Lets N be a number (10<=N<=10^5).
I have to break it into 3 numbers (x,y,z) such that it validates the following conditions.
1. x<=y<=z
2. x^2+y^2=z^2-1;
3. x+y+z<=N
I have to find how many combinations I can get from the given numbers in a method.
I have tried as follows but it's taking so much time for a higher number and resulting in a timeout..
int N= Int32.Parse(Console.ReadLine());
List<String> res = new List<string>();
//x<=y<=z
int mxSqrt = N - 2;
int a = 0, b = 0;
for (int z = 1; z <= mxSqrt; z++)
{
a = z * z;
for (int y = 1; y <= z; y++)
{
b = y * y;
for (int x = 1; x <= y; x++)
{
int x1 = b + x * x;
int y1 = a - 1;
if (x1 == y1 && ((x + y + z) <= N))
{
res.Add(x + "," + y + "," + z);
}
}
}
}
Console.WriteLine(res.Count());
My question:
My solution is taking time for a bigger number (I think it's the
for loops), how can I improve it?
Is there any better approach for the same?
Here's a method that enumerates the triples, rather than exhaustively testing for them, using number theory as described here: https://mathoverflow.net/questions/29644/enumerating-ways-to-decompose-an-integer-into-the-sum-of-two-squares
Since the math took me a while to comprehend and a while to implement (gathering some code that's credited above it), and since I don't feel much of an authority on the subject, I'll leave it for the reader to research. This is based on expressing numbers as Gaussian integer conjugates. (a + bi)*(a - bi) = a^2 + b^2. We first factor the number, z^2 - 1, into primes, decompose the primes into Gaussian conjugates and find different expressions that we expand and simplify to get a + bi, which can be then raised, a^2 + b^2.

Given data →

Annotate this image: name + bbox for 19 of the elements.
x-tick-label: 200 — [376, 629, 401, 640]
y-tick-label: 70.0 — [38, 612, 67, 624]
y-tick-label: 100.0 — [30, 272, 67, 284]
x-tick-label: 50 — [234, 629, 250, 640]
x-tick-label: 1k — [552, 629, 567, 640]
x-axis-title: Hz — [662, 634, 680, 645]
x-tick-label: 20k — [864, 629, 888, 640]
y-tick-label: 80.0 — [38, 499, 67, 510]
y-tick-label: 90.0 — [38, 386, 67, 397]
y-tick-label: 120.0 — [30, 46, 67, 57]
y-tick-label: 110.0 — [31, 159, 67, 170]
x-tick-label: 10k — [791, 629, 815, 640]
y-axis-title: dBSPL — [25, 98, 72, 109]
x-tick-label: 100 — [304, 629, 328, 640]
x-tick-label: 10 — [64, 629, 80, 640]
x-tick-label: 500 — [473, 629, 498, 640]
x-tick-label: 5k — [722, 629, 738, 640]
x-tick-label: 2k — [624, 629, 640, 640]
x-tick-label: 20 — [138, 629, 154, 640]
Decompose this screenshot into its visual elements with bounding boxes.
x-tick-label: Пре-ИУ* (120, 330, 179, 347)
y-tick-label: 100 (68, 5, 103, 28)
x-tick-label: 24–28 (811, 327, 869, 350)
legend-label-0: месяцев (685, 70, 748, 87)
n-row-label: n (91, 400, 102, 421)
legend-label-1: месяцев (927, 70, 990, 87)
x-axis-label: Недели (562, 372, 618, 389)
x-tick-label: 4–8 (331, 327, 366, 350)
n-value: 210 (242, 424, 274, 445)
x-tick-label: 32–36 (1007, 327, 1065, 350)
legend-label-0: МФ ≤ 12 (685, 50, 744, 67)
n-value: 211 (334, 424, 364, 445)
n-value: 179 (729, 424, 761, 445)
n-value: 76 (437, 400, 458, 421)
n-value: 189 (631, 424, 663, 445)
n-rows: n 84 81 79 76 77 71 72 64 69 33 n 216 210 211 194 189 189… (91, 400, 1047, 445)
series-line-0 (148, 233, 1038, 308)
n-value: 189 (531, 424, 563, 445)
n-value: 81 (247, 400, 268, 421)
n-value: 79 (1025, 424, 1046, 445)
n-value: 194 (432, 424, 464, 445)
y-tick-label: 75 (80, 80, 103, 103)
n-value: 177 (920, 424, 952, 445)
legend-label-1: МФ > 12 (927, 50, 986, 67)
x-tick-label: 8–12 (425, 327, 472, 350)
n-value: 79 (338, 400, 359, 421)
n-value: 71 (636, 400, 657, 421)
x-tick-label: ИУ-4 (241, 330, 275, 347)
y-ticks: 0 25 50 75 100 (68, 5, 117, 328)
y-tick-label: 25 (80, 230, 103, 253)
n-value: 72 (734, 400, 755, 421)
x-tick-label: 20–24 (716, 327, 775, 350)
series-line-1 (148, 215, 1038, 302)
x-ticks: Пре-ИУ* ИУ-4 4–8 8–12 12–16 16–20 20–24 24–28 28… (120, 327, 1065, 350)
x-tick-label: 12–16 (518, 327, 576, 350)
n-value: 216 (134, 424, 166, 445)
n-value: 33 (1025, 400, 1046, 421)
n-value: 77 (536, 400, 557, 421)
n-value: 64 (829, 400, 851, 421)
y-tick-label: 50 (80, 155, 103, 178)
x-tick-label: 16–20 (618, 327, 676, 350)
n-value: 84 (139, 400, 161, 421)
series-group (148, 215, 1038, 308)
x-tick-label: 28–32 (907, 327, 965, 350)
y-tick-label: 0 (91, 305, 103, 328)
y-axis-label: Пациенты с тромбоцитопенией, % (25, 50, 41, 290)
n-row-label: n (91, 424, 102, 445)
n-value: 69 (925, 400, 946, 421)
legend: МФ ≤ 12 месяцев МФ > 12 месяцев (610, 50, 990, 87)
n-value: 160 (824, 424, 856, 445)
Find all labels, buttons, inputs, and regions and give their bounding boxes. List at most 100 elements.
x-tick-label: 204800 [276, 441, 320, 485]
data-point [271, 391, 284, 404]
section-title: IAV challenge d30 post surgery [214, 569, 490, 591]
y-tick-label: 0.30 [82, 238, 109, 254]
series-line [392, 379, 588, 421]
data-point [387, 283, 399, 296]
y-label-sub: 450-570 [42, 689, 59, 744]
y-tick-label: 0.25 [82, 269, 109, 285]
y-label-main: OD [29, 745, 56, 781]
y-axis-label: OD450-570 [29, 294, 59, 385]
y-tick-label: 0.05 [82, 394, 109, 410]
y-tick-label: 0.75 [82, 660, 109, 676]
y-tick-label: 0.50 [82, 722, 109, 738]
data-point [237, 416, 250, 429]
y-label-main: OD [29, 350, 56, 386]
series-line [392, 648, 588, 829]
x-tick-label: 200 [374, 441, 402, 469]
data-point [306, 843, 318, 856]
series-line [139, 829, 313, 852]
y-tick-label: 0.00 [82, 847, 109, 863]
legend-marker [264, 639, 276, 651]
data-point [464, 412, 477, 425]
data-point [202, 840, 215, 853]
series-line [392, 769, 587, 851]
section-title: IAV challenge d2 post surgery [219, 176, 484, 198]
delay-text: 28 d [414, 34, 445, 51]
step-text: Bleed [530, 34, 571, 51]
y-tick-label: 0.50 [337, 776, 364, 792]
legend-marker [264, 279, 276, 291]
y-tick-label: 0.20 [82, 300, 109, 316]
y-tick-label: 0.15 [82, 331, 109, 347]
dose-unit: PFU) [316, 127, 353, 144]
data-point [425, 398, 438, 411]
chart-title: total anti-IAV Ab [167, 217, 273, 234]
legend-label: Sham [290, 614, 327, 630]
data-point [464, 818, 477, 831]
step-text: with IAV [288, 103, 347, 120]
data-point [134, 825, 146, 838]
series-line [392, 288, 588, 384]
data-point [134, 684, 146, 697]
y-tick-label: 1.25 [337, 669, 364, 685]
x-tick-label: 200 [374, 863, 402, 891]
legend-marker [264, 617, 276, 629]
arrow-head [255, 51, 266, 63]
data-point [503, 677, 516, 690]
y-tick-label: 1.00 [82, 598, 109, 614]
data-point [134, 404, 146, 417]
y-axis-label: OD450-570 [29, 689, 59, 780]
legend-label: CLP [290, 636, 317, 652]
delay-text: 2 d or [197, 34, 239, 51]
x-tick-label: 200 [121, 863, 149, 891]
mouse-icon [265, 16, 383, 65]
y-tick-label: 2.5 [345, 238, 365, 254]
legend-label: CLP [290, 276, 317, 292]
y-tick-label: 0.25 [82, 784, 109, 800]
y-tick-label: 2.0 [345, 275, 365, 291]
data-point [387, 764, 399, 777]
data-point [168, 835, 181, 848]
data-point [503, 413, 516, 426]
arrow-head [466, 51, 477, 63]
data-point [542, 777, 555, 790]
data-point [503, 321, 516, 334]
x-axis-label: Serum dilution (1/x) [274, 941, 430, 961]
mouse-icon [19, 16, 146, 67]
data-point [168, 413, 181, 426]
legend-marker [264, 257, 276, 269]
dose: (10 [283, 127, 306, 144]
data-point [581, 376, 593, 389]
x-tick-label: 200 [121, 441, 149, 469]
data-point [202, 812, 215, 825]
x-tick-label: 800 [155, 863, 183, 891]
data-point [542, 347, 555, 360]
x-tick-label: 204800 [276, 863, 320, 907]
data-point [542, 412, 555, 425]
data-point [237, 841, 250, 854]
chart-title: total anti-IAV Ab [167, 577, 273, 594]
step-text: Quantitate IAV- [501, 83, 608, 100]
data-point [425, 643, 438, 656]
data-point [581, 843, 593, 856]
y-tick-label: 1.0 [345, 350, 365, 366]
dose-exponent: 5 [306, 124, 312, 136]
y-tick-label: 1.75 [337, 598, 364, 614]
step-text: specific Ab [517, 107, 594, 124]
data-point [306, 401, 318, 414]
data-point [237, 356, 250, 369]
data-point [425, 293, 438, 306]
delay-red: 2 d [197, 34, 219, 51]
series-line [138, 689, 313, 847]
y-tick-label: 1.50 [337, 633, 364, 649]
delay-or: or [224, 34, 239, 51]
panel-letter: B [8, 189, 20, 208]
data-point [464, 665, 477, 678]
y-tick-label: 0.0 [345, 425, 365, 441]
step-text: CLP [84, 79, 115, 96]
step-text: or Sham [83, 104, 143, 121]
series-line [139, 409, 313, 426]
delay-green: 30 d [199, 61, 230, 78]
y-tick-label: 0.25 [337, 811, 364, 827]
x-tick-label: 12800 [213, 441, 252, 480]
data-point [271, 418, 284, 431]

Exercise → List every condition the forum thread says the three numbers x, y, and z must satisfy.

The result →
1. x<=y<=z
2. x^2+y^2=z^2-1
3. x+y+z<=N